■ The request: For each line of the data below that holds "document", copy the line.

(Items listed in a dataset)
= = =
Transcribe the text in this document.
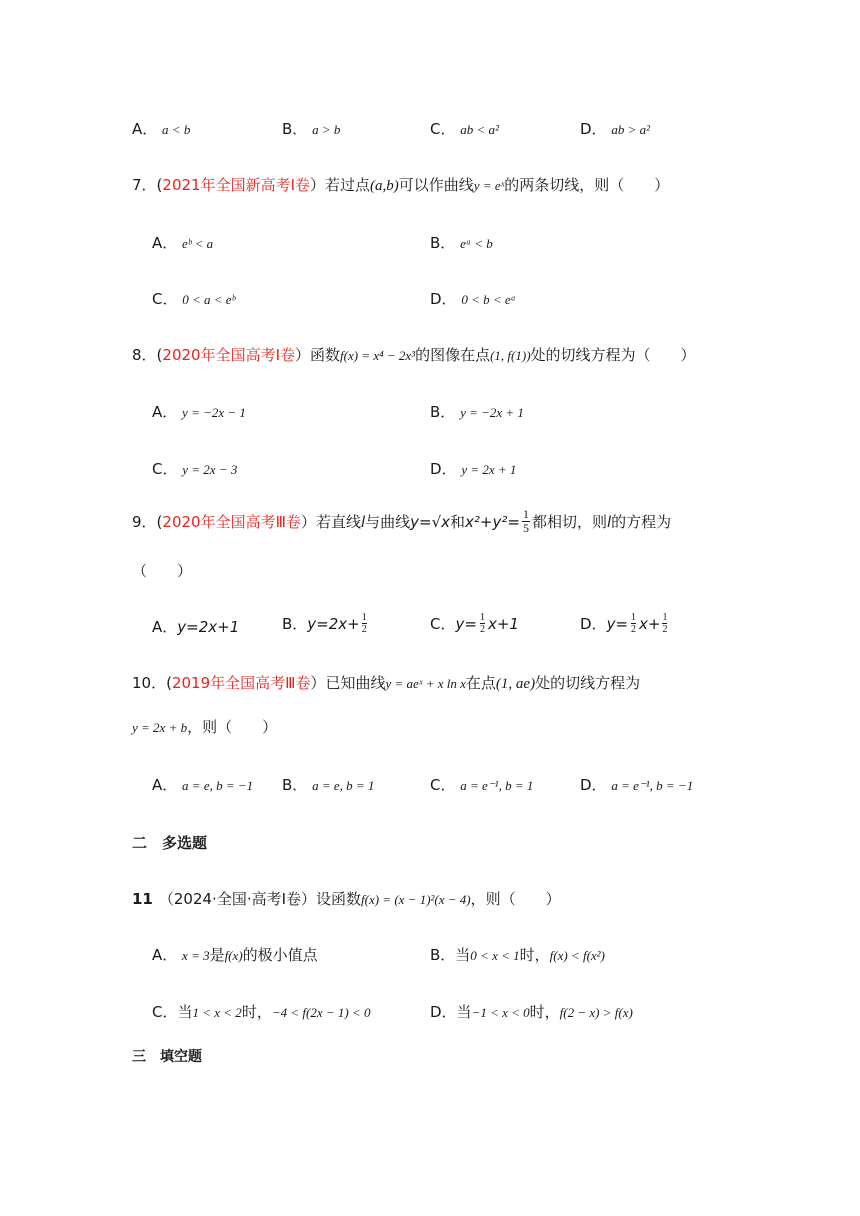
A． a < b	B． a > b	C． ab < a²	D． ab > a²
7．(2021年全国新高考Ⅰ卷）若过点(a,b)可以作曲线y = eˣ的两条切线，则（　　）
A． eᵇ < a	B． eᵃ < b
C． 0 < a < eᵇ	D． 0 < b < eᵃ
8．(2020年全国高考Ⅰ卷）函数f(x) = x⁴ − 2x³的图像在点(1, f(1))处的切线方程为（　　）
A． y = −2x − 1	B． y = −2x + 1
C． y = 2x − 3	D． y = 2x + 1
9．( 2020年全国高考Ⅲ卷 ）若直线 l 与曲线 y=√x 和 $x^2+y^2= \frac{1}{5}$ 都相切，则 l 的方程为
（　　）
A． y=2x+1	B． $y=2x+ \frac{1}{2}$	C． $y= \frac{1}{2} x+1$	D． $y= \frac{1}{2} x+ \frac{1}{2}$
10．(2019年全国高考Ⅲ卷）已知曲线y = aeˣ + x ln x在点(1, ae)处的切线方程为
y = 2x + b，则（　　）
A． a = e, b = −1 B． a = e, b = 1	C． a = e⁻¹, b = 1	D． a = e⁻¹, b = −1
二　多选题
11 （2024·全国·高考Ⅰ卷）设函数f(x) = (x − 1)²(x − 4)，则（　　）
A． x = 3是f(x)的极小值点	B．当0 < x < 1时，f(x) < f(x²)
C．当1 < x < 2时，−4 < f(2x − 1) < 0	D．当−1 < x < 0时，f(2 − x) > f(x)
三　填空题
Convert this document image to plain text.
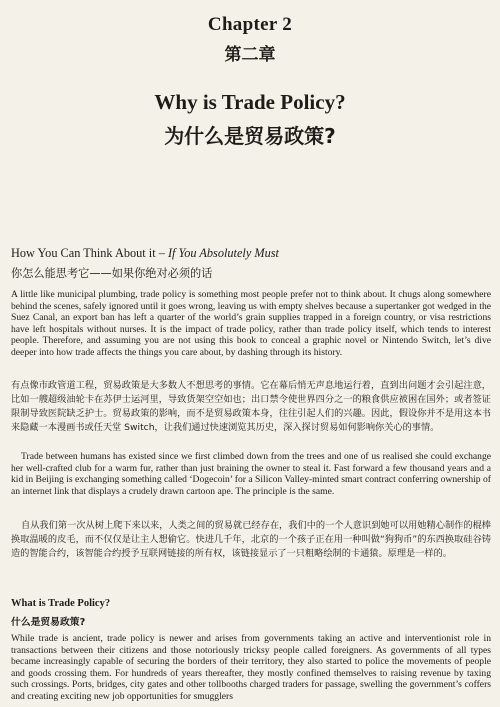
Chapter 2
第二章
Why is Trade Policy?
为什么是贸易政策?
How You Can Think About it – If You Absolutely Must
你怎么能思考它——如果你绝对必须的话

A little like municipal plumbing, trade policy is something most people prefer not to think about. It chugs along somewhere behind the scenes, safely ignored until it goes wrong, leaving us with empty shelves because a supertanker got wedged in the Suez Canal, an export ban has left a quarter of the world’s grain supplies trapped in a foreign country, or visa restrictions have left hospitals without nurses. It is the impact of trade policy, rather than trade policy itself, which tends to interest people. Therefore, and assuming you are not using this book to conceal a graphic novel or Nintendo Switch, let’s dive deeper into how trade affects the things you care about, by dashing through its history.

有点像市政管道工程，贸易政策是大多数人不想思考的事情。它在幕后悄无声息地运行着，直到出问题才会引起注意，比如一艘超级油轮卡在苏伊士运河里，导致货架空空如也；出口禁令使世界四分之一的粮食供应被困在国外；或者签证限制导致医院缺乏护士。贸易政策的影响，而不是贸易政策本身，往往引起人们的兴趣。因此，假设你并不是用这本书来隐藏一本漫画书或任天堂 Switch，让我们通过快速浏览其历史，深入探讨贸易如何影响你关心的事情。

Trade between humans has existed since we first climbed down from the trees and one of us realised she could exchange her well-crafted club for a warm fur, rather than just braining the owner to steal it. Fast forward a few thousand years and a kid in Beijing is exchanging something called ‘Dogecoin’ for a Silicon Valley-minted smart contract conferring ownership of an internet link that displays a crudely drawn cartoon ape. The principle is the same.

自从我们第一次从树上爬下来以来，人类之间的贸易就已经存在，我们中的一个人意识到她可以用她精心制作的棍棒换取温暖的皮毛，而不仅仅是让主人想偷它。快进几千年，北京的一个孩子正在用一种叫做“狗狗币”的东西换取硅谷铸造的智能合约，该智能合约授予互联网链接的所有权，该链接显示了一只粗略绘制的卡通猿。原理是一样的。

What is Trade Policy?
什么是贸易政策?

While trade is ancient, trade policy is newer and arises from governments taking an active and interventionist role in transactions between their citizens and those notoriously tricksy people called foreigners. As governments of all types became increasingly capable of securing the borders of their territory, they also started to police the movements of people and goods crossing them. For hundreds of years thereafter, they mostly confined themselves to raising revenue by taxing such crossings. Ports, bridges, city gates and other tollbooths charged traders for passage, swelling the government’s coffers and creating exciting new job opportunities for smugglers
= = =
■ Written response:
Transcribe the text in this document.
Convert this document image to plain text.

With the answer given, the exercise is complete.